▸ **Task inputs**

==================================================

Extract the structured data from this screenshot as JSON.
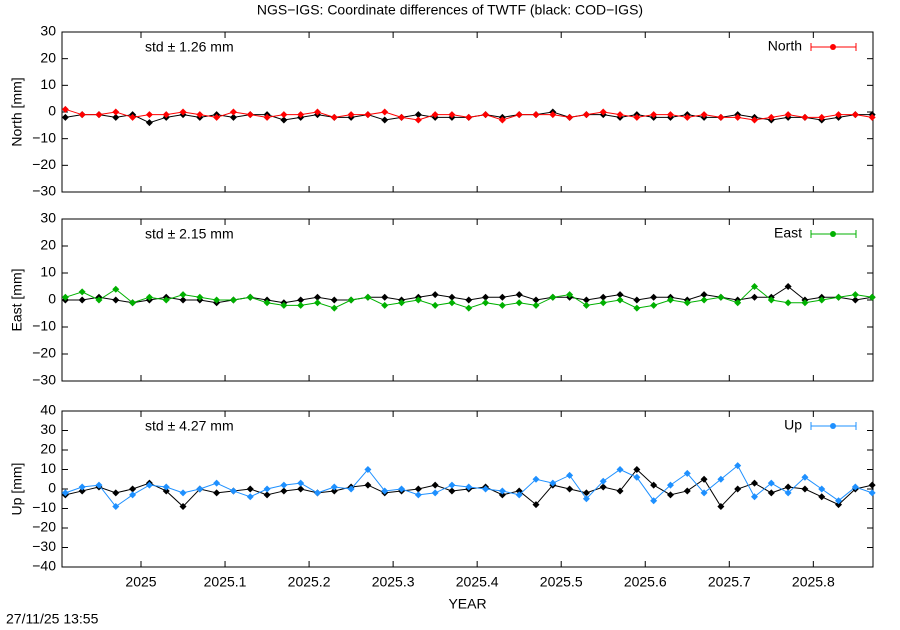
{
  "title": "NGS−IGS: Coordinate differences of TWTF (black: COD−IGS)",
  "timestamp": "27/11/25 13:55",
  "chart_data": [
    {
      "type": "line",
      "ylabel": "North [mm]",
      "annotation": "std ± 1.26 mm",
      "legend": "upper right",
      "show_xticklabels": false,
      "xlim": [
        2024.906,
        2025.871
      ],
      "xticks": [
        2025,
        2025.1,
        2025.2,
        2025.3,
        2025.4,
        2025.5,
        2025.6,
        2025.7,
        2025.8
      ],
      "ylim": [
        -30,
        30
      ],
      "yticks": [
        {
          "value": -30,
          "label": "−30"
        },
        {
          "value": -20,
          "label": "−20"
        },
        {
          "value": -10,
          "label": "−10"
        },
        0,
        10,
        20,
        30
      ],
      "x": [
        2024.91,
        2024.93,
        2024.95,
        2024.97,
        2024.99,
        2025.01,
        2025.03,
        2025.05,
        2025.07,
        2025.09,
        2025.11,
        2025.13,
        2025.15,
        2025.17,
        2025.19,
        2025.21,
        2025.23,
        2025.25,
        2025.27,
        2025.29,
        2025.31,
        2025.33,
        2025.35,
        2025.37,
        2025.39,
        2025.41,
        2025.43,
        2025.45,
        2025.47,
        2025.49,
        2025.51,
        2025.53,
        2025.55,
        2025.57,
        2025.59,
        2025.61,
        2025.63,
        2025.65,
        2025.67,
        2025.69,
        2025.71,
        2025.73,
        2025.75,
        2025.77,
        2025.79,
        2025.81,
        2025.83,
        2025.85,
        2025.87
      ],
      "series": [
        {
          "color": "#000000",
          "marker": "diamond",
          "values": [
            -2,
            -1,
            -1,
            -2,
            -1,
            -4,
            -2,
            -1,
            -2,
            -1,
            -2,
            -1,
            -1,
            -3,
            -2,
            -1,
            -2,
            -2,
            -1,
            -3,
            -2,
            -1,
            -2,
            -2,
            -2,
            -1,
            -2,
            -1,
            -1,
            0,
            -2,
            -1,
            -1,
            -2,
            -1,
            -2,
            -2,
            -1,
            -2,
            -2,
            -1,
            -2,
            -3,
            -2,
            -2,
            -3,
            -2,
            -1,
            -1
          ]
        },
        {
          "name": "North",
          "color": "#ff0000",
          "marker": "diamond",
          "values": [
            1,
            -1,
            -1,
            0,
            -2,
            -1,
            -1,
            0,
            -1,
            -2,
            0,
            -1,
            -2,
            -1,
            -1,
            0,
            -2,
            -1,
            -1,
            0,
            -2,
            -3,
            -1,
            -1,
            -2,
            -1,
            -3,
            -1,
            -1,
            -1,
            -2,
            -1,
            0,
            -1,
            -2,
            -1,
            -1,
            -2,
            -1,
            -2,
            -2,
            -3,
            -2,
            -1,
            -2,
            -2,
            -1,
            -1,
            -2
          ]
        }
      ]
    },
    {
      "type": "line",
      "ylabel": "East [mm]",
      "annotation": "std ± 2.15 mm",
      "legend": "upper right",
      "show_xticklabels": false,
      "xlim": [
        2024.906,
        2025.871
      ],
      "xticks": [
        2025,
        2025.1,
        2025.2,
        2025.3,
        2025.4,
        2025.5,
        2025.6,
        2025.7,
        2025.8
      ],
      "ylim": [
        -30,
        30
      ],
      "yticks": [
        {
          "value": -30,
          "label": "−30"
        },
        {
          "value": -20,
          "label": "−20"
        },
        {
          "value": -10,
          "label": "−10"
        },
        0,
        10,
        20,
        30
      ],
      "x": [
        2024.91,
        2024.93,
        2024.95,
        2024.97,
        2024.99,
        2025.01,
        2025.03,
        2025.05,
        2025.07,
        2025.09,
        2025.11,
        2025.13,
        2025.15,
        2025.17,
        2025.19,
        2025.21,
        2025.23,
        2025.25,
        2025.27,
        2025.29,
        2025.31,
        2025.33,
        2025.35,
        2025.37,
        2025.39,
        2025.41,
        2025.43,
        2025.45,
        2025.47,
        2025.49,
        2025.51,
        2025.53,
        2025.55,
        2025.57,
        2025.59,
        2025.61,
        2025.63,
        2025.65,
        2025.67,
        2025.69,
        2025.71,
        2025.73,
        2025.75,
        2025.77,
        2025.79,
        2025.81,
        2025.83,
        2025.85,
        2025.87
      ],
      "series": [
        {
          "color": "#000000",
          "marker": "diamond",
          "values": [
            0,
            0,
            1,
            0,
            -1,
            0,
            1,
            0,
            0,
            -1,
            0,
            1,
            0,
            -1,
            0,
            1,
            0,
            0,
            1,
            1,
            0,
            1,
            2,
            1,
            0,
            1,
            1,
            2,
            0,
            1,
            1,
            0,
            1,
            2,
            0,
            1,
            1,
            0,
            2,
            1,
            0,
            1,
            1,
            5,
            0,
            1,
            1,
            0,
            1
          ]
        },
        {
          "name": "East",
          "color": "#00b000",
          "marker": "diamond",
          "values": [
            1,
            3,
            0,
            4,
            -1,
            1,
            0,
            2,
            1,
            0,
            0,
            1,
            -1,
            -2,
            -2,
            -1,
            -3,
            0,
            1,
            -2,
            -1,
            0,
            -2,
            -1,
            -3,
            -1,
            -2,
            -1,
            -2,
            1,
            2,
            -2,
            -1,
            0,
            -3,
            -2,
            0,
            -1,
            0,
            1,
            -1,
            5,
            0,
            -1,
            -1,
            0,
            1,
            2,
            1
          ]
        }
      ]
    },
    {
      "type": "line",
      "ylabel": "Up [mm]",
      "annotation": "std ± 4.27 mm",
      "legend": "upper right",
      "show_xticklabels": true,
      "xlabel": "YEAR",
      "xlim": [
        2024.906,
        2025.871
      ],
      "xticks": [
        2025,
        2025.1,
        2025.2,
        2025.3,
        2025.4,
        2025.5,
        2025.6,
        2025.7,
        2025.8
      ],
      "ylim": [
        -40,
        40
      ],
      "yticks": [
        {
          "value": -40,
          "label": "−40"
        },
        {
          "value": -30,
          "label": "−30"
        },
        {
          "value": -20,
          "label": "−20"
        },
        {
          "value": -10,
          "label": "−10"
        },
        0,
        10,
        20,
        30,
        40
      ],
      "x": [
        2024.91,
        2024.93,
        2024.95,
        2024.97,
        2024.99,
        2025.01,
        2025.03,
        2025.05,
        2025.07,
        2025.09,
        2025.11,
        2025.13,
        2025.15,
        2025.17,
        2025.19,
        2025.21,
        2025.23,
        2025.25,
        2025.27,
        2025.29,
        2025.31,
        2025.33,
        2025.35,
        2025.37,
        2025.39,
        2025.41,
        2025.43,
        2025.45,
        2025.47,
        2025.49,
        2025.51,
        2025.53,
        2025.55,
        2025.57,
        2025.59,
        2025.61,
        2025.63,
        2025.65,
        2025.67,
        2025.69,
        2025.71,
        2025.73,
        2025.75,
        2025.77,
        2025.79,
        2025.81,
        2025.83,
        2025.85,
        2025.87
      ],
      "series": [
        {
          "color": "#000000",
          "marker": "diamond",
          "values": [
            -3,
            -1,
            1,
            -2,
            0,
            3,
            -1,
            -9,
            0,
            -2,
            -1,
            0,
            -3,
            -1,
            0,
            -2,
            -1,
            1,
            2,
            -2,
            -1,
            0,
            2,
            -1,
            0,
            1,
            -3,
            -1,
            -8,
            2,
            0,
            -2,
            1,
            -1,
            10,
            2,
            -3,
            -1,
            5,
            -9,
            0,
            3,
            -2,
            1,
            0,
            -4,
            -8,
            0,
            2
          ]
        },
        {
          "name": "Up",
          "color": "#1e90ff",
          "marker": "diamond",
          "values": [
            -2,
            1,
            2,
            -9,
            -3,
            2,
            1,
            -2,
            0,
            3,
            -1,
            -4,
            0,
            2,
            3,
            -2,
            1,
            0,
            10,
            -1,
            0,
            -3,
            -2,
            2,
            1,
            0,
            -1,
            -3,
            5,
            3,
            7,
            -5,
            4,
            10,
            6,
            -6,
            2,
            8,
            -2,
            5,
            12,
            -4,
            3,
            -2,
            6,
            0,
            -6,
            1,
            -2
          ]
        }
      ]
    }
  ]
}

==================================================

▸ **Requirements**
Report how many lines above hold the string "ylabel", giving nothing but the number.

▸ **Response to the task**
3